───── Dataset records ─────

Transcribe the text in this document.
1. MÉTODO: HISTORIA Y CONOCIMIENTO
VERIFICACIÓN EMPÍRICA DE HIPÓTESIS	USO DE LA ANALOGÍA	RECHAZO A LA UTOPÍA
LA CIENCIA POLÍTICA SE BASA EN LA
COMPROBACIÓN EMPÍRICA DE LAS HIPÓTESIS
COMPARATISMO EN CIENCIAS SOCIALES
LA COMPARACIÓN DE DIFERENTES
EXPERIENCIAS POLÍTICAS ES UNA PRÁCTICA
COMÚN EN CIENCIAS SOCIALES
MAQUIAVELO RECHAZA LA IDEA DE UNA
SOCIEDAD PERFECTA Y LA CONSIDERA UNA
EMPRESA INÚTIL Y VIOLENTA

─────
───── Dataset records ─────

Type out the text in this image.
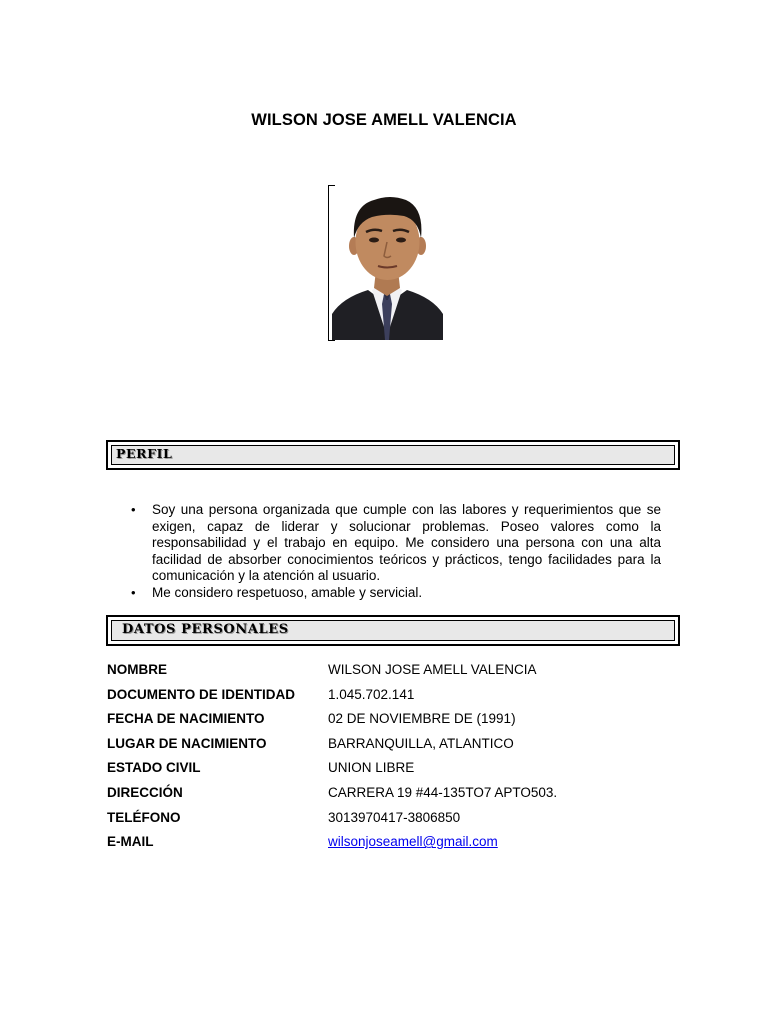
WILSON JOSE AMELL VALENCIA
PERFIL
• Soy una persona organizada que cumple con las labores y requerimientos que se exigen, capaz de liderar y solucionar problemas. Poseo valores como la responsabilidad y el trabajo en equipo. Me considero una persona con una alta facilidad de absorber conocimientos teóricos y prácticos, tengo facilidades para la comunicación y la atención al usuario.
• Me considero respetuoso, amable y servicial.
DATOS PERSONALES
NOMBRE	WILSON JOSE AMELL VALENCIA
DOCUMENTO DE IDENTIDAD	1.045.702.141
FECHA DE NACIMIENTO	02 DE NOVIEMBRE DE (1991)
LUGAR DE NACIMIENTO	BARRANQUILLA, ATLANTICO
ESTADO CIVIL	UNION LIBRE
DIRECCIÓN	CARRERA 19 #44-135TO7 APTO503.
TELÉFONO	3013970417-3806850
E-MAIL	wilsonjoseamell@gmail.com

─────

> _Do this_
Using the data above, copy each line that contains "NACIMIENTO".

> _Answer to the task_
FECHA DE NACIMIENTO	02 DE NOVIEMBRE DE (1991)
LUGAR DE NACIMIENTO	BARRANQUILLA, ATLANTICO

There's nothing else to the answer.